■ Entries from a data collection
## BEGIN
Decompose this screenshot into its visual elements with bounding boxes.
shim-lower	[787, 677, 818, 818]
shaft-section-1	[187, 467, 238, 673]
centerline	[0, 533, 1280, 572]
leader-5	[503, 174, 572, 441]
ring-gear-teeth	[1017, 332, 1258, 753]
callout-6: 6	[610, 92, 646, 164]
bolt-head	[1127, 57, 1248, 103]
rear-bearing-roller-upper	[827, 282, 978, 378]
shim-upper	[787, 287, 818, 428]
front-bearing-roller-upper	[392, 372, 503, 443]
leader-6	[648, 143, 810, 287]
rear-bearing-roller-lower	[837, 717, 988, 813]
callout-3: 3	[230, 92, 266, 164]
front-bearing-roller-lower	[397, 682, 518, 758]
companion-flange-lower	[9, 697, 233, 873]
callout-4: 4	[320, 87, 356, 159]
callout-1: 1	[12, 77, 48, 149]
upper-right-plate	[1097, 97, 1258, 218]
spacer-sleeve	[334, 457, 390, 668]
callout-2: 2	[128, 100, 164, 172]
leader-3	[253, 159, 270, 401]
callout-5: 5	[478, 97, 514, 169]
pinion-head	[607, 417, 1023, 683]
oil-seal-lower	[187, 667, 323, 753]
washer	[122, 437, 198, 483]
## END
■ Description of the task
Copy out the entries verbatim, starting at the first line and ending at the line that contains "92, 646, 164]", with both included.

■ Solution
Decompose this screenshot into its visual elements with bounding boxes.
shim-lower	[787, 677, 818, 818]
shaft-section-1	[187, 467, 238, 673]
centerline	[0, 533, 1280, 572]
leader-5	[503, 174, 572, 441]
ring-gear-teeth	[1017, 332, 1258, 753]
callout-6: 6	[610, 92, 646, 164]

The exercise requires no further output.